• **INPUT DATA**:
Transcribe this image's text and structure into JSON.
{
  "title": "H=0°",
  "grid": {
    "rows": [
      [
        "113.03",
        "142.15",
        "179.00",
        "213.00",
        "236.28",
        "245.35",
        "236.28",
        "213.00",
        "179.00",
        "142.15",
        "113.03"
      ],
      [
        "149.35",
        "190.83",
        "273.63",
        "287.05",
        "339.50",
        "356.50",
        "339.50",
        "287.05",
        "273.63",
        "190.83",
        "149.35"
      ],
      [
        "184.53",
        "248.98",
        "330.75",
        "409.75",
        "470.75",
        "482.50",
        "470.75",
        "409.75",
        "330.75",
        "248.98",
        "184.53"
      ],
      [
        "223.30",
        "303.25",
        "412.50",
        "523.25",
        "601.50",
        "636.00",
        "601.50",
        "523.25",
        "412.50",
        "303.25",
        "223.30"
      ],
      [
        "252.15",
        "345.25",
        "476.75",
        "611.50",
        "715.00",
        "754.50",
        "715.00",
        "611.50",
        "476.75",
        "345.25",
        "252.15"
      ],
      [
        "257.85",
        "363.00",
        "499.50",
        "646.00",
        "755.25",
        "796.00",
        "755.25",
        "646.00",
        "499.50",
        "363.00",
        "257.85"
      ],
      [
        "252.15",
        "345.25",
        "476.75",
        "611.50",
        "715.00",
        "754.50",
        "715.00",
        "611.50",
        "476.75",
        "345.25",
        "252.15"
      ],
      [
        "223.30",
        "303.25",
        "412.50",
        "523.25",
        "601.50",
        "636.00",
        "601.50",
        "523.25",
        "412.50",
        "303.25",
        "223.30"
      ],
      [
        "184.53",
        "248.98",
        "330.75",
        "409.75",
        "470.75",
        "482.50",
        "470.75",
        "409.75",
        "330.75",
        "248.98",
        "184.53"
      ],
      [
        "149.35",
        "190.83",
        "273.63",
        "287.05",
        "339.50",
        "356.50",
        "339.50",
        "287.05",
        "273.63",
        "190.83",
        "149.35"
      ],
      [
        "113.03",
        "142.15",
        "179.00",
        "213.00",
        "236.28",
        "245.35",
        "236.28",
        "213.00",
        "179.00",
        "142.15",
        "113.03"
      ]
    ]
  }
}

* * *

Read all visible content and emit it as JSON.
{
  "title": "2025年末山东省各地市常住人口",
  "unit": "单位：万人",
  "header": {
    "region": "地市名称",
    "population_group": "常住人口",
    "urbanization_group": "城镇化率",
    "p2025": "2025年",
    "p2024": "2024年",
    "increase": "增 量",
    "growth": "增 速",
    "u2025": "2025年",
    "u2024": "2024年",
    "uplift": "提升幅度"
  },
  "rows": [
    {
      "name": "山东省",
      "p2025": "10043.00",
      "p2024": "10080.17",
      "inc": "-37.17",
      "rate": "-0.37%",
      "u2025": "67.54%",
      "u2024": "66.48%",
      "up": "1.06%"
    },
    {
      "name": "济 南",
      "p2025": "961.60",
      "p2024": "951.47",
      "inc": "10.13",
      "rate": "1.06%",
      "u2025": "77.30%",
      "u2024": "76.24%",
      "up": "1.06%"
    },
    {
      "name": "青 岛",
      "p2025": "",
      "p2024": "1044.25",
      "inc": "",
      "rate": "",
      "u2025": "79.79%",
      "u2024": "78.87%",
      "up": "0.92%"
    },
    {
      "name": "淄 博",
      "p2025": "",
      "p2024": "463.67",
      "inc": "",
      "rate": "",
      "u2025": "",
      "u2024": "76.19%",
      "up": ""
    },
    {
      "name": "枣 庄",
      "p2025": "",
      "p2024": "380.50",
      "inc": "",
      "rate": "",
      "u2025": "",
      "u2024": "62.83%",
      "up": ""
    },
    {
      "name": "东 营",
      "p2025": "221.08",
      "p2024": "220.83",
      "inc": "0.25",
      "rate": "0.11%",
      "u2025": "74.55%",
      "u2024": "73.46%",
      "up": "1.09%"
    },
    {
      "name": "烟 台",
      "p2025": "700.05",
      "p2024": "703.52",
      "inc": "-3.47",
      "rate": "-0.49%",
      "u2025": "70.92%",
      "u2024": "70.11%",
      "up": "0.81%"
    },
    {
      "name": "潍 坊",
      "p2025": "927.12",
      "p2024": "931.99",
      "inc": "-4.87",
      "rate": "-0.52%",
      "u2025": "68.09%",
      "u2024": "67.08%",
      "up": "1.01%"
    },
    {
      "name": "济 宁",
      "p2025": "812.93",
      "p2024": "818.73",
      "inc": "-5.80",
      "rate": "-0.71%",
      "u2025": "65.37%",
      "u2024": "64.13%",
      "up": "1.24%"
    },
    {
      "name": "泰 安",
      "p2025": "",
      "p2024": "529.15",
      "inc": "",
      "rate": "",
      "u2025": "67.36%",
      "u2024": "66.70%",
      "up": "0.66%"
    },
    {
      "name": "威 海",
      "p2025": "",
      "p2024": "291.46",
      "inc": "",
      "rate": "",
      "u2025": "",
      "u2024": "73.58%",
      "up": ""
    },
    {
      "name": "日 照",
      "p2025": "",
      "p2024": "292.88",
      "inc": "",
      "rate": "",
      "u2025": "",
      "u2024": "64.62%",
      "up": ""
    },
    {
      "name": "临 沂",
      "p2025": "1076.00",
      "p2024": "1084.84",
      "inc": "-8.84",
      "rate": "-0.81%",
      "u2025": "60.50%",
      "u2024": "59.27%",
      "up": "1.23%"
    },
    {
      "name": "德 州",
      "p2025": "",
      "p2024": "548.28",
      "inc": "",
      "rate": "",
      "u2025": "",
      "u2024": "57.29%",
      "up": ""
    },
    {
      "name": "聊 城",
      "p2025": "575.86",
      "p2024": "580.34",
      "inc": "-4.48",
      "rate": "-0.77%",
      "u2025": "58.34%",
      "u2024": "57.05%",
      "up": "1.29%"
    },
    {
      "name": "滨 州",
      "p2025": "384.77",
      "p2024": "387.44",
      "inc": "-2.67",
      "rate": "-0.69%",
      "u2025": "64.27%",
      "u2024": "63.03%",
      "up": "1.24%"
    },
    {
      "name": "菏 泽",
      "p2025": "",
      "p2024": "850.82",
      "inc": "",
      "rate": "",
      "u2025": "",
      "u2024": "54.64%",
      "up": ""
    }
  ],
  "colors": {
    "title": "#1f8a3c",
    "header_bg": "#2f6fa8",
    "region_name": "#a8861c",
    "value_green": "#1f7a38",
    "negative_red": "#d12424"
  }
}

• **TASK STATEMENT**:
What is the number of lines holding the word "JSON"? State it alone.

• **EXERCISE RESULT**:
2